>> BEGIN

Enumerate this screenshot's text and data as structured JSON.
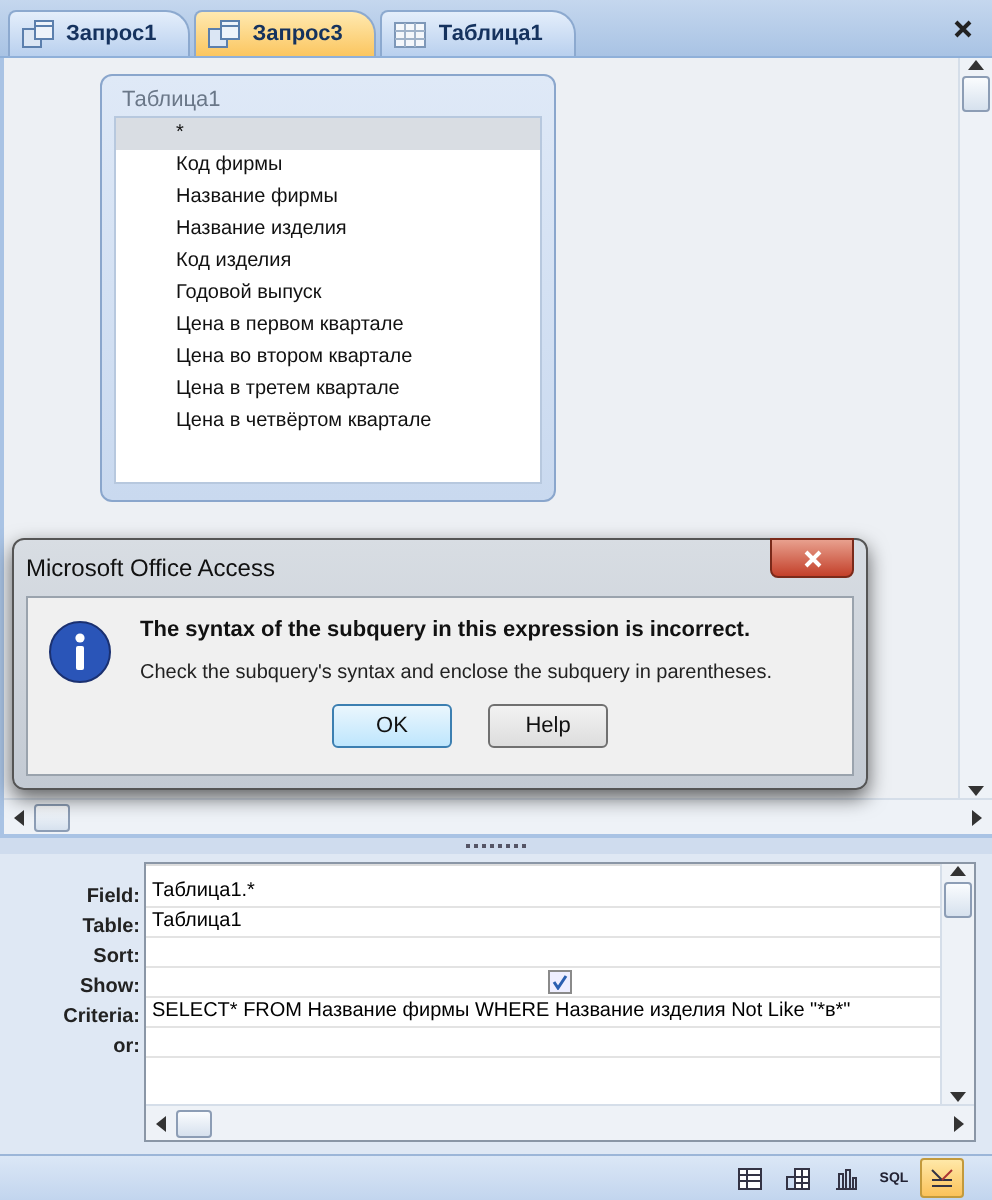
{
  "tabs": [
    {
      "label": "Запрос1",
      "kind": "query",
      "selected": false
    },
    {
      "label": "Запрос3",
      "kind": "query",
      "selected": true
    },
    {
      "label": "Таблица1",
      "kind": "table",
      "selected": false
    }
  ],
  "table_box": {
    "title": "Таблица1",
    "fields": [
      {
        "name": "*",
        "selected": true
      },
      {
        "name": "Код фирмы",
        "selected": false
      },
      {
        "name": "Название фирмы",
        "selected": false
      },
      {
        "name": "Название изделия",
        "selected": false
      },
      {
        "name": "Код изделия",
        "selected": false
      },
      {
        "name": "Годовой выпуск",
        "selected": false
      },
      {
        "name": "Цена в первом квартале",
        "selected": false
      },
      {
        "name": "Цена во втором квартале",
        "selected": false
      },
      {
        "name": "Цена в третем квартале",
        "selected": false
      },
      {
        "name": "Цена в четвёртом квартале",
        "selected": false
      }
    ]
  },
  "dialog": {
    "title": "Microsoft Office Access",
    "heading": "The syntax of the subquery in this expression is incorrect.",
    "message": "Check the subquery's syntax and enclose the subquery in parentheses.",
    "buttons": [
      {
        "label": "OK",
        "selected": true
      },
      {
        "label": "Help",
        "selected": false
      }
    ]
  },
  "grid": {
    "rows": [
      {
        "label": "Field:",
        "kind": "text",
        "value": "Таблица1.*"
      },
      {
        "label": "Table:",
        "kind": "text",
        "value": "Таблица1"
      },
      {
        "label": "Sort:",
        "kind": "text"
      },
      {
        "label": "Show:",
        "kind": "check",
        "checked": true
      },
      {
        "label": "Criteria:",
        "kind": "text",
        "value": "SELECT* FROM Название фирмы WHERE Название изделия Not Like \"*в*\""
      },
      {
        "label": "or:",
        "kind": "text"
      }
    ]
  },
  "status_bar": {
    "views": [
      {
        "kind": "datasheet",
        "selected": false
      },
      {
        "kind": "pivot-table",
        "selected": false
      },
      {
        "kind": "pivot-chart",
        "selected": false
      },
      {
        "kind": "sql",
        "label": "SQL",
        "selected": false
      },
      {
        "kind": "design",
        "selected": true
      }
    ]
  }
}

>> END

Exercise requirements
Transcribe the material exactly, and leave out whatever pictures it holds.

Complete output
Enumerate this screenshot's text and data as structured JSON.
{
  "tabs": [
    {
      "label": "Запрос1",
      "kind": "query",
      "selected": false
    },
    {
      "label": "Запрос3",
      "kind": "query",
      "selected": true
    },
    {
      "label": "Таблица1",
      "kind": "table",
      "selected": false
    }
  ],
  "table_box": {
    "title": "Таблица1",
    "fields": [
      {
        "name": "*",
        "selected": true
      },
      {
        "name": "Код фирмы",
        "selected": false
      },
      {
        "name": "Название фирмы",
        "selected": false
      },
      {
        "name": "Название изделия",
        "selected": false
      },
      {
        "name": "Код изделия",
        "selected": false
      },
      {
        "name": "Годовой выпуск",
        "selected": false
      },
      {
        "name": "Цена в первом квартале",
        "selected": false
      },
      {
        "name": "Цена во втором квартале",
        "selected": false
      },
      {
        "name": "Цена в третем квартале",
        "selected": false
      },
      {
        "name": "Цена в четвёртом квартале",
        "selected": false
      }
    ]
  },
  "dialog": {
    "title": "Microsoft Office Access",
    "heading": "The syntax of the subquery in this expression is incorrect.",
    "message": "Check the subquery's syntax and enclose the subquery in parentheses.",
    "buttons": [
      {
        "label": "OK",
        "selected": true
      },
      {
        "label": "Help",
        "selected": false
      }
    ]
  },
  "grid": {
    "rows": [
      {
        "label": "Field:",
        "kind": "text",
        "value": "Таблица1.*"
      },
      {
        "label": "Table:",
        "kind": "text",
        "value": "Таблица1"
      },
      {
        "label": "Sort:",
        "kind": "text"
      },
      {
        "label": "Show:",
        "kind": "check",
        "checked": true
      },
      {
        "label": "Criteria:",
        "kind": "text",
        "value": "SELECT* FROM Название фирмы WHERE Название изделия Not Like \"*в*\""
      },
      {
        "label": "or:",
        "kind": "text"
      }
    ]
  },
  "status_bar": {
    "views": [
      {
        "kind": "datasheet",
        "selected": false
      },
      {
        "kind": "pivot-table",
        "selected": false
      },
      {
        "kind": "pivot-chart",
        "selected": false
      },
      {
        "kind": "sql",
        "label": "SQL",
        "selected": false
      },
      {
        "kind": "design",
        "selected": true
      }
    ]
  }
}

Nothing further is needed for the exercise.